** Begin **

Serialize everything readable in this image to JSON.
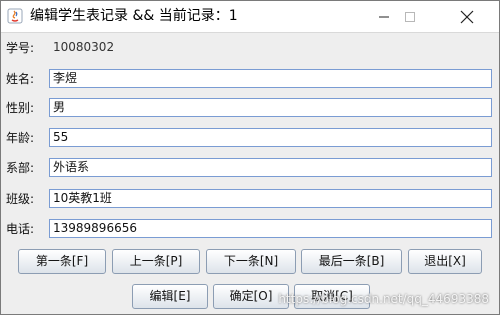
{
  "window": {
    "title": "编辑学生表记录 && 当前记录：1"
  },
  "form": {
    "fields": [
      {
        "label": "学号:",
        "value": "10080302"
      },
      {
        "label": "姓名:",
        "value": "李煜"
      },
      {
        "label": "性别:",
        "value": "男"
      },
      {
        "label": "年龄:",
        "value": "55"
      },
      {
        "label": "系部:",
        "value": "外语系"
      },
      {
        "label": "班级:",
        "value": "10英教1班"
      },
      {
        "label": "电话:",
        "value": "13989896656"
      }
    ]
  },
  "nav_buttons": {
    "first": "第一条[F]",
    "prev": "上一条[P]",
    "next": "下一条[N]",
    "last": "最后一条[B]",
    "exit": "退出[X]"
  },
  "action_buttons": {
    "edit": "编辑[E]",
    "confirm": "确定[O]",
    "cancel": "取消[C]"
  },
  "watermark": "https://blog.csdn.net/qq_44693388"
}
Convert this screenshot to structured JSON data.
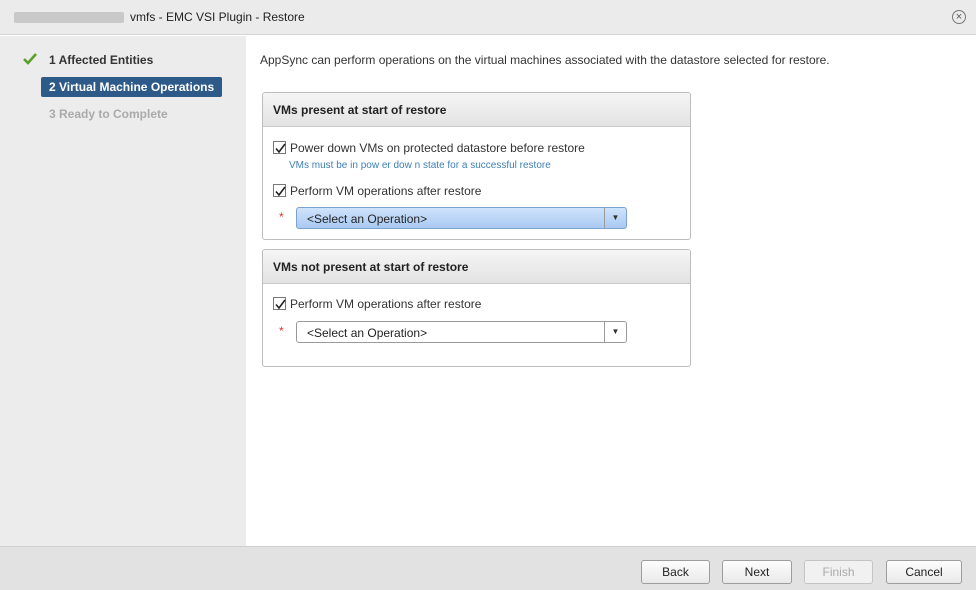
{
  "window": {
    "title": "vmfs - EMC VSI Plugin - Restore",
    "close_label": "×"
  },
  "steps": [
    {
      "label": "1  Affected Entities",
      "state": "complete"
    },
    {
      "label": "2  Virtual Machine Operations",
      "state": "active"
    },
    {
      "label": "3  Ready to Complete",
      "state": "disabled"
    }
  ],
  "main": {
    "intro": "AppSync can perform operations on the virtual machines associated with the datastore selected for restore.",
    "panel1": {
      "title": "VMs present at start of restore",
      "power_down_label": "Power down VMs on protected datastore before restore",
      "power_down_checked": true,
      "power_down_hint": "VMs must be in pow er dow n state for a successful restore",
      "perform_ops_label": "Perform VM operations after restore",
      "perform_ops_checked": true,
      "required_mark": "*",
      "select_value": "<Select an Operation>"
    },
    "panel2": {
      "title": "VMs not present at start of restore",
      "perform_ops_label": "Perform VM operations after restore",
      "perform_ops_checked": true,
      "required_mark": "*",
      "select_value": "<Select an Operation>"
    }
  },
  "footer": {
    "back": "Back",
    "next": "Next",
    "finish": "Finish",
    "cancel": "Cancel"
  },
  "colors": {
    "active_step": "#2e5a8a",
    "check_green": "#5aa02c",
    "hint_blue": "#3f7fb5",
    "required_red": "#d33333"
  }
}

** End **

Copy down every line of the entries containing the word "JSON".

Serialize everything readable in this image to JSON.
Convert this screenshot to structured JSON data.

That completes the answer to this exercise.